**TASK STATEMENT:** Check each line of the listing, and copy it if it contains the word "Review".

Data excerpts
──────────────────────────────
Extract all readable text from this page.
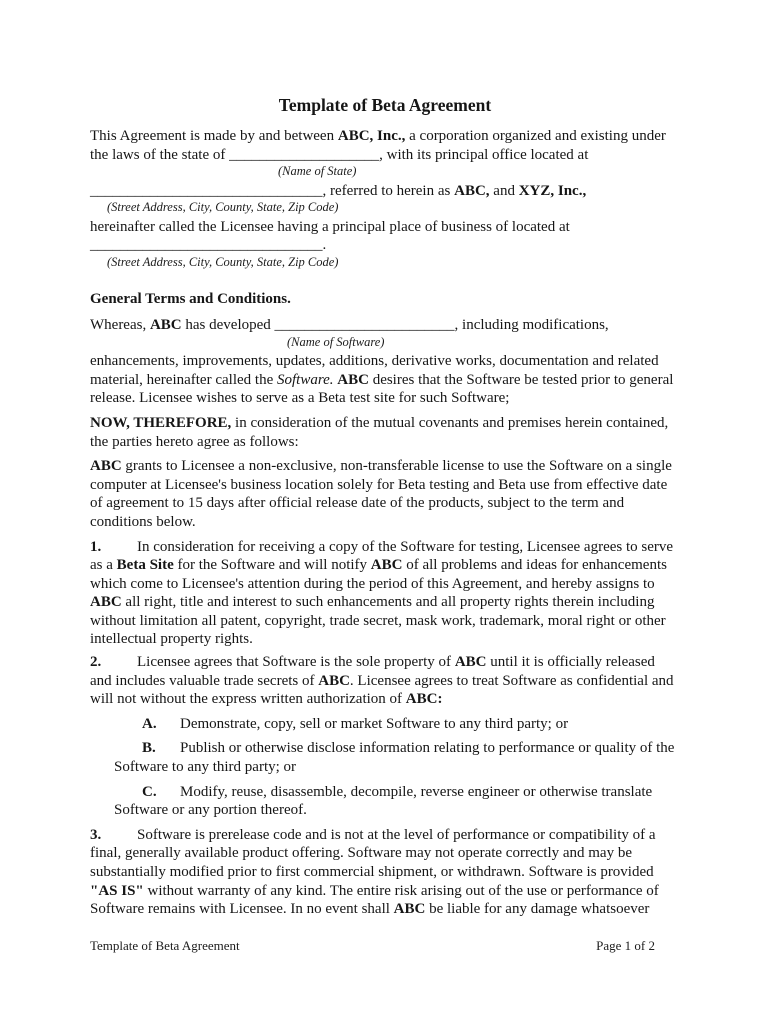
Template of Beta Agreement

This Agreement is made by and between ABC, Inc., a corporation organized and existing under the laws of the state of ____________________, with its principal office located at

(Name of State)

_______________________________, referred to herein as ABC, and XYZ, Inc.,

(Street Address, City, County, State, Zip Code)

hereinafter called the Licensee having a principal place of business of located at

_______________________________.

(Street Address, City, County, State, Zip Code)
General Terms and Conditions.

Whereas, ABC has developed ________________________, including modifications,

(Name of Software)

enhancements, improvements, updates, additions, derivative works, documentation and related material, hereinafter called the Software. ABC desires that the Software be tested prior to general release. Licensee wishes to serve as a Beta test site for such Software;

NOW, THEREFORE, in consideration of the mutual covenants and premises herein contained, the parties hereto agree as follows:

ABC grants to Licensee a non-exclusive, non-transferable license to use the Software on a single computer at Licensee's business location solely for Beta testing and Beta use from effective date of agreement to 15 days after official release date of the products, subject to the term and conditions below.

1. In consideration for receiving a copy of the Software for testing, Licensee agrees to serve as a Beta Site for the Software and will notify ABC of all problems and ideas for enhancements which come to Licensee's attention during the period of this Agreement, and hereby assigns to ABC all right, title and interest to such enhancements and all property rights therein including without limitation all patent, copyright, trade secret, mask work, trademark, moral right or other intellectual property rights.

2. Licensee agrees that Software is the sole property of ABC until it is officially released and includes valuable trade secrets of ABC. Licensee agrees to treat Software as confidential and will not without the express written authorization of ABC:

A. Demonstrate, copy, sell or market Software to any third party; or

B. Publish or otherwise disclose information relating to performance or quality of the Software to any third party; or

C. Modify, reuse, disassemble, decompile, reverse engineer or otherwise translate Software or any portion thereof.

3. Software is prerelease code and is not at the level of performance or compatibility of a final, generally available product offering. Software may not operate correctly and may be substantially modified prior to first commercial shipment, or withdrawn. Software is provided "AS IS" without warranty of any kind. The entire risk arising out of the use or performance of Software remains with Licensee. In no event shall ABC be liable for any damage whatsoever

Template of Beta Agreement	Page 1 of 2
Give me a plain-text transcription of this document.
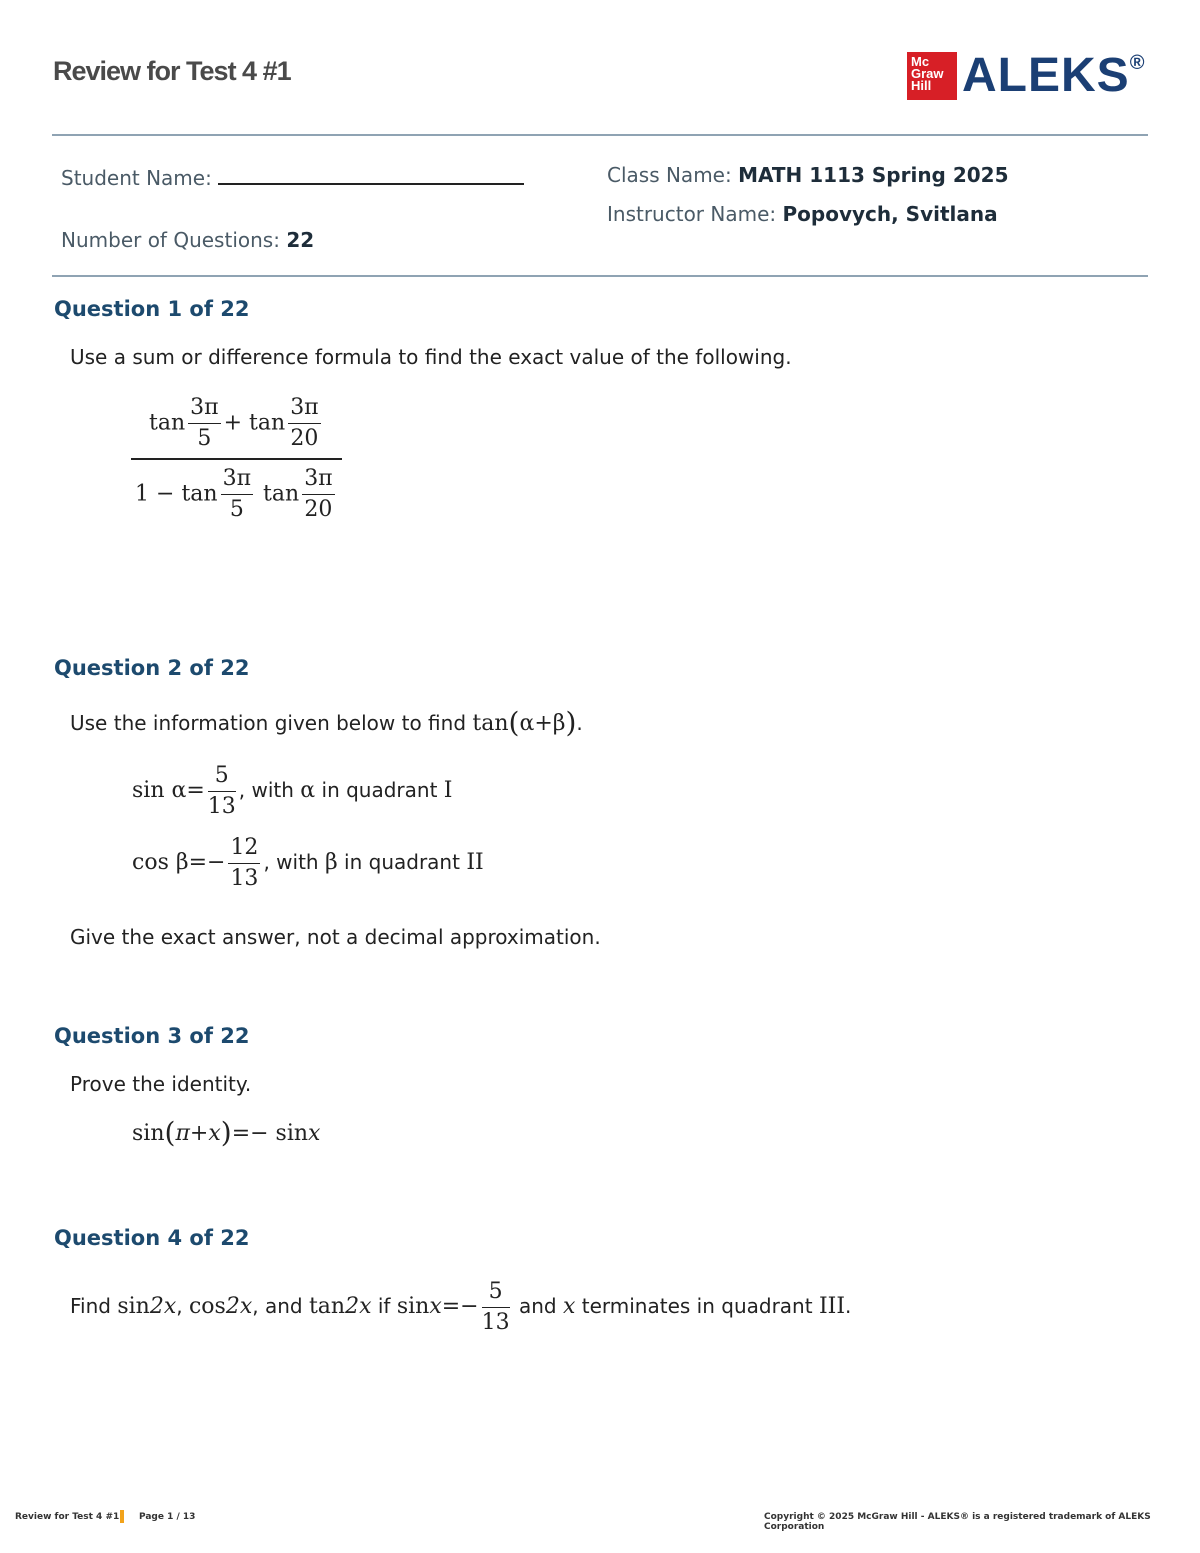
Review for Test 4 #1	Mc
Graw
Hill ALEKS®
Student Name:	Class Name: MATH 1113 Spring 2025
Instructor Name: Popovych, Svitlana
Number of Questions: 22
Question 1 of 22
Use a sum or difference formula to find the exact value of the following.
$\frac{\tan \frac{3\pi}{5} + \tan \frac{3\pi}{20}}{1 - \tan \frac{3\pi}{5} \tan \frac{3\pi}{20}}$
Question 2 of 22
Use the information given below to find tan(α+β).
$\sin \alpha= \frac{5}{13}$ , with α in quadrant I
$\cos \beta=- \frac{12}{13}$ , with β in quadrant II
Give the exact answer, not a decimal approximation.
Question 3 of 22
Prove the identity.
sin(π+x)=− sinx
Question 4 of 22
Find sin2x, cos2x, and tan2x if $\sin x=- \frac{5}{13}$ and x terminates in quadrant III.
Review for Test 4 #1 Page 1 / 13	Copyright © 2025 McGraw Hill - ALEKS® is a registered trademark of ALEKS Corporation
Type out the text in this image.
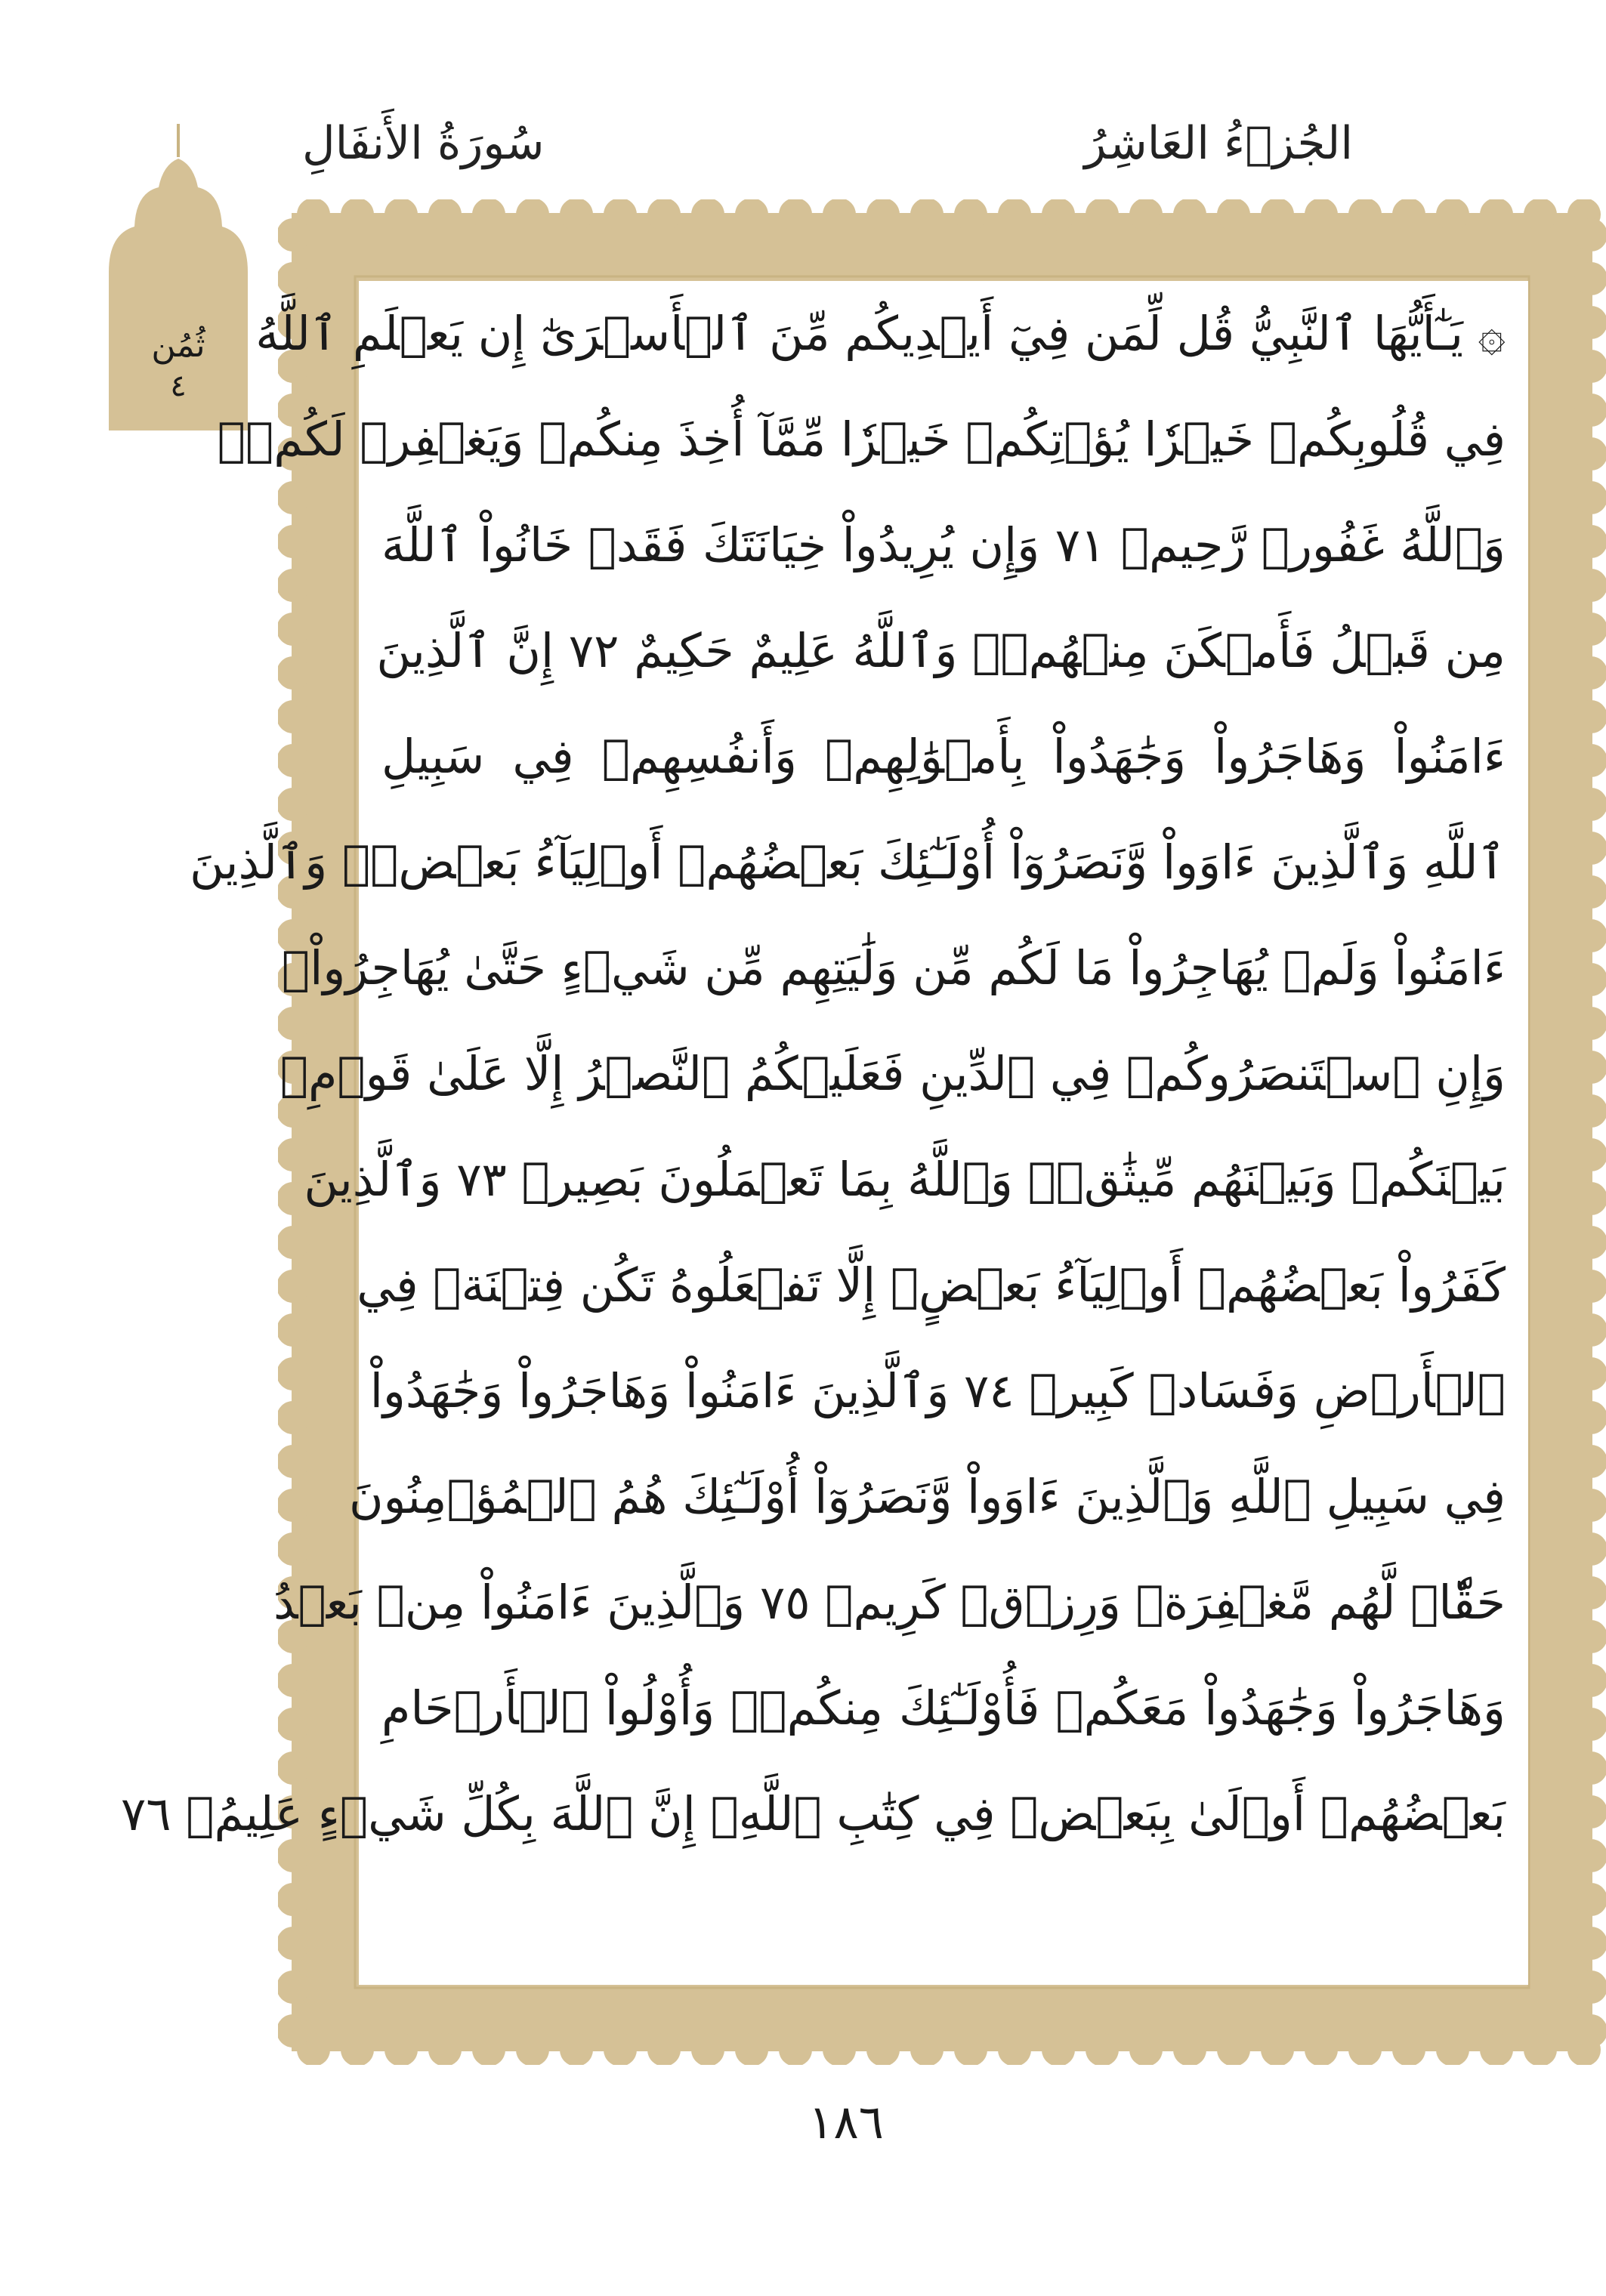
الجُزۡءُ العَاشِرُ
سُورَةُ الأَنفَالِ
ثُمُن
٤
۞ يَـٰٓأَيُّهَا ٱلنَّبِيُّ قُل لِّمَن فِيٓ أَيۡدِيكُم مِّنَ ٱلۡأَسۡرَىٰٓ إِن يَعۡلَمِ ٱللَّهُ
فِي قُلُوبِكُمۡ خَيۡرٗا يُؤۡتِكُمۡ خَيۡرٗا مِّمَّآ أُخِذَ مِنكُمۡ وَيَغۡفِرۡ لَكُمۡۚ
وَٱللَّهُ غَفُورٞ رَّحِيمٞ ٧١ وَإِن يُرِيدُواْ خِيَانَتَكَ فَقَدۡ خَانُواْ ٱللَّهَ
مِن قَبۡلُ فَأَمۡكَنَ مِنۡهُمۡۗ وَٱللَّهُ عَلِيمٌ حَكِيمٌ ٧٢ إِنَّ ٱلَّذِينَ
ءَامَنُواْ وَهَاجَرُواْ وَجَٰهَدُواْ بِأَمۡوَٰلِهِمۡ وَأَنفُسِهِمۡ فِي سَبِيلِ
ٱللَّهِ وَٱلَّذِينَ ءَاوَواْ وَّنَصَرُوٓاْ أُوْلَـٰٓئِكَ بَعۡضُهُمۡ أَوۡلِيَآءُ بَعۡضٖۚ وَٱلَّذِينَ
ءَامَنُواْ وَلَمۡ يُهَاجِرُواْ مَا لَكُم مِّن وَلَٰيَتِهِم مِّن شَيۡءٍ حَتَّىٰ يُهَاجِرُواْۚ
وَإِنِ ٱسۡتَنصَرُوكُمۡ فِي ٱلدِّينِ فَعَلَيۡكُمُ ٱلنَّصۡرُ إِلَّا عَلَىٰ قَوۡمِۭ
بَيۡنَكُمۡ وَبَيۡنَهُم مِّيثَٰقٞۗ وَٱللَّهُ بِمَا تَعۡمَلُونَ بَصِيرٞ ٧٣ وَٱلَّذِينَ
كَفَرُواْ بَعۡضُهُمۡ أَوۡلِيَآءُ بَعۡضٍۚ إِلَّا تَفۡعَلُوهُ تَكُن فِتۡنَةٞ فِي
ٱلۡأَرۡضِ وَفَسَادٞ كَبِيرٞ ٧٤ وَٱلَّذِينَ ءَامَنُواْ وَهَاجَرُواْ وَجَٰهَدُواْ
فِي سَبِيلِ ٱللَّهِ وَٱلَّذِينَ ءَاوَواْ وَّنَصَرُوٓاْ أُوْلَـٰٓئِكَ هُمُ ٱلۡمُؤۡمِنُونَ
حَقّٗاۚ لَّهُم مَّغۡفِرَةٞ وَرِزۡقٞ كَرِيمٞ ٧٥ وَٱلَّذِينَ ءَامَنُواْ مِنۢ بَعۡدُ
وَهَاجَرُواْ وَجَٰهَدُواْ مَعَكُمۡ فَأُوْلَـٰٓئِكَ مِنكُمۡۚ وَأُوْلُواْ ٱلۡأَرۡحَامِ
بَعۡضُهُمۡ أَوۡلَىٰ بِبَعۡضٖ فِي كِتَٰبِ ٱللَّهِۚ إِنَّ ٱللَّهَ بِكُلِّ شَيۡءٍ عَلِيمُۢ ٧٦
١٨٦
──────────────────────────────
**TASK ANSWER:**
Review for Test 4 #1	Mc
Review for Test 4 #1 Page 1 / 13	Copyright © 2025 McGraw Hill - ALEKS® is a registered trademark of ALEKS Corporation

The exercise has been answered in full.